TASK DETAILS:
Wherever a line holds the word "TradingView", copy that line out.

· · · · ·

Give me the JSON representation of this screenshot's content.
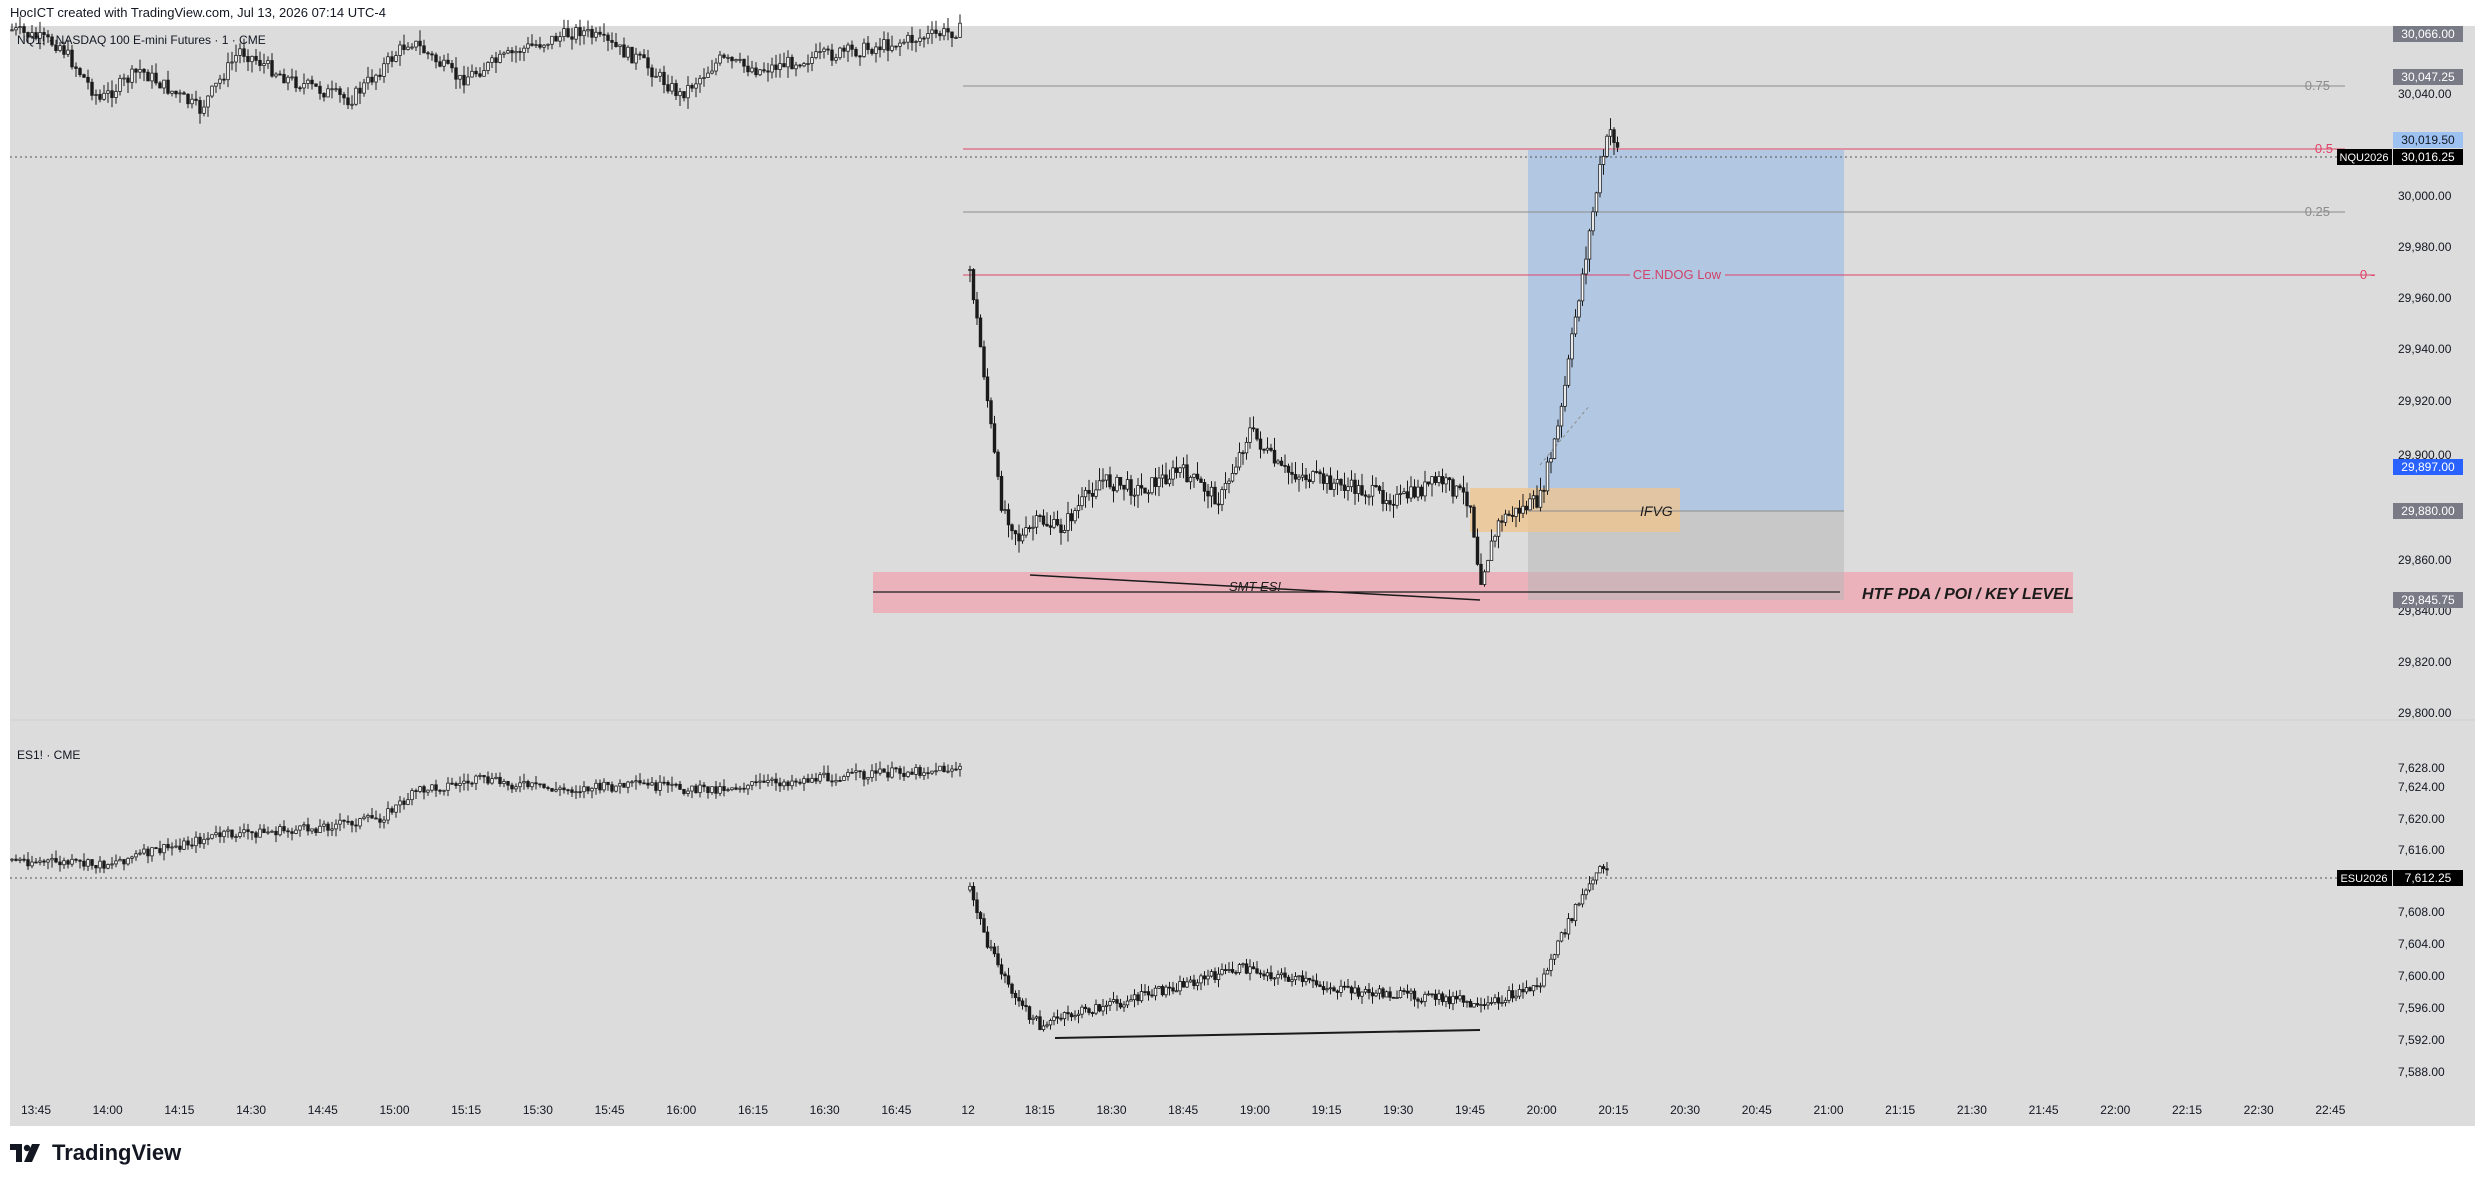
{
  "header": {
    "attribution": "HocICT created with TradingView.com, Jul 13, 2026 07:14 UTC-4"
  },
  "footer": {
    "logo_text": "TradingView"
  },
  "colors": {
    "background": "#dcdcdc",
    "candle": "#1b1b1b",
    "fib_line": "#8c8c8c",
    "red_line": "#e0436a",
    "pink_zone": "#f0a4b0",
    "blue_zone": "#8fb6e8",
    "gray_zone": "#b8b8b8",
    "fvg_zone": "#f1c48c",
    "price_label_bg": "#787b86",
    "nq_symbol_bg": "#000000",
    "blue_price_bg": "#2962ff",
    "light_blue_price_bg": "#9dc1f0"
  },
  "panes": {
    "nq": {
      "legend": "NQ1! · NASDAQ 100 E-mini Futures · 1 · CME",
      "price_axis": [
        "30,040.00",
        "30,000.00",
        "29,980.00",
        "29,960.00",
        "29,940.00",
        "29,920.00",
        "29,900.00",
        "29,860.00",
        "29,840.00",
        "29,820.00",
        "29,800.00"
      ],
      "labels": {
        "top": "30,066.00",
        "fib_075": "30,047.25",
        "entry_top": "30,019.50",
        "symbol": "NQU2026",
        "last": "30,016.25",
        "blue": "29,897.00",
        "ifvg": "29,880.00",
        "htf": "29,845.75"
      },
      "fib": {
        "l075": "0.75",
        "l05": "0.5",
        "l025": "0.25",
        "l0": "0 -"
      },
      "drawings": {
        "ce_label": "CE.NDOG Low",
        "smt_label": "SMT ES!",
        "ifvg_label": "IFVG",
        "htf_label": "HTF PDA / POI / KEY LEVEL"
      }
    },
    "es": {
      "legend": "ES1! · CME",
      "price_axis": [
        "7,628.00",
        "7,624.00",
        "7,620.00",
        "7,616.00",
        "7,608.00",
        "7,604.00",
        "7,600.00",
        "7,596.00",
        "7,592.00",
        "7,588.00"
      ],
      "labels": {
        "symbol": "ESU2026",
        "last": "7,612.25"
      }
    }
  },
  "time_axis": [
    "13:45",
    "14:00",
    "14:15",
    "14:30",
    "14:45",
    "15:00",
    "15:15",
    "15:30",
    "15:45",
    "16:00",
    "16:15",
    "16:30",
    "16:45",
    "12",
    "18:15",
    "18:30",
    "18:45",
    "19:00",
    "19:15",
    "19:30",
    "19:45",
    "20:00",
    "20:15",
    "20:30",
    "20:45",
    "21:00",
    "21:15",
    "21:30",
    "21:45",
    "22:00",
    "22:15",
    "22:30",
    "22:45"
  ]
}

· · · · ·

THE REPLY:
    "attribution": "HocICT created with TradingView.com, Jul 13, 2026 07:14 UTC-4"
    "logo_text": "TradingView"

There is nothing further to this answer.